§ WHAT THE EXERCISE ASKS:
Retype the records below exactly as they appear, but leave out any pictures.

(Structured figure records)
····················

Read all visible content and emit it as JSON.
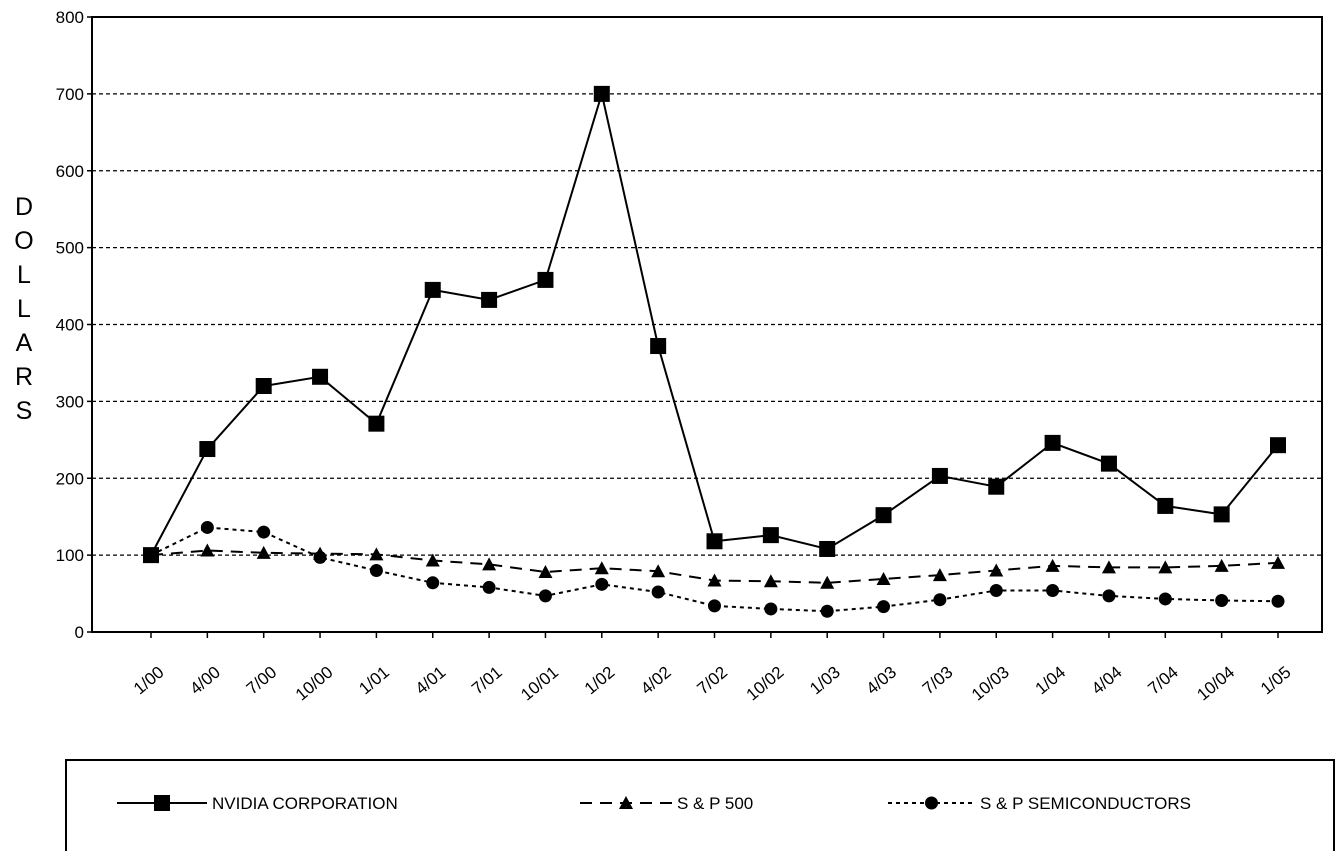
{
  "chart_data": {
    "type": "line",
    "title": "",
    "xlabel": "",
    "ylabel": "DOLLARS",
    "ylim": [
      0,
      800
    ],
    "yticks": [
      0,
      100,
      200,
      300,
      400,
      500,
      600,
      700,
      800
    ],
    "grid": "horizontal dashed",
    "legend_position": "bottom",
    "categories": [
      "1/00",
      "4/00",
      "7/00",
      "10/00",
      "1/01",
      "4/01",
      "7/01",
      "10/01",
      "1/02",
      "4/02",
      "7/02",
      "10/02",
      "1/03",
      "4/03",
      "7/03",
      "10/03",
      "1/04",
      "4/04",
      "7/04",
      "10/04",
      "1/05"
    ],
    "series": [
      {
        "name": "NVIDIA CORPORATION",
        "marker": "square",
        "line": "solid",
        "values": [
          100,
          238,
          320,
          332,
          271,
          445,
          432,
          458,
          700,
          372,
          118,
          126,
          108,
          152,
          203,
          189,
          246,
          219,
          164,
          153,
          243
        ]
      },
      {
        "name": "S & P 500",
        "marker": "triangle",
        "line": "dashed",
        "values": [
          100,
          106,
          103,
          102,
          101,
          93,
          88,
          78,
          83,
          79,
          67,
          66,
          64,
          69,
          74,
          80,
          86,
          84,
          84,
          86,
          90
        ]
      },
      {
        "name": "S & P SEMICONDUCTORS",
        "marker": "circle",
        "line": "dotted",
        "values": [
          100,
          136,
          130,
          97,
          80,
          64,
          58,
          47,
          62,
          52,
          34,
          30,
          27,
          33,
          42,
          54,
          54,
          47,
          43,
          41,
          40
        ]
      }
    ]
  }
}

····················

§ SOLVED EXERCISE:
Read all visible content and emit it as JSON.
{
  "chart_data": {
    "type": "line",
    "title": "",
    "xlabel": "",
    "ylabel": "DOLLARS",
    "ylim": [
      0,
      800
    ],
    "yticks": [
      0,
      100,
      200,
      300,
      400,
      500,
      600,
      700,
      800
    ],
    "grid": "horizontal dashed",
    "legend_position": "bottom",
    "categories": [
      "1/00",
      "4/00",
      "7/00",
      "10/00",
      "1/01",
      "4/01",
      "7/01",
      "10/01",
      "1/02",
      "4/02",
      "7/02",
      "10/02",
      "1/03",
      "4/03",
      "7/03",
      "10/03",
      "1/04",
      "4/04",
      "7/04",
      "10/04",
      "1/05"
    ],
    "series": [
      {
        "name": "NVIDIA CORPORATION",
        "marker": "square",
        "line": "solid",
        "values": [
          100,
          238,
          320,
          332,
          271,
          445,
          432,
          458,
          700,
          372,
          118,
          126,
          108,
          152,
          203,
          189,
          246,
          219,
          164,
          153,
          243
        ]
      },
      {
        "name": "S & P 500",
        "marker": "triangle",
        "line": "dashed",
        "values": [
          100,
          106,
          103,
          102,
          101,
          93,
          88,
          78,
          83,
          79,
          67,
          66,
          64,
          69,
          74,
          80,
          86,
          84,
          84,
          86,
          90
        ]
      },
      {
        "name": "S & P SEMICONDUCTORS",
        "marker": "circle",
        "line": "dotted",
        "values": [
          100,
          136,
          130,
          97,
          80,
          64,
          58,
          47,
          62,
          52,
          34,
          30,
          27,
          33,
          42,
          54,
          54,
          47,
          43,
          41,
          40
        ]
      }
    ]
  }
}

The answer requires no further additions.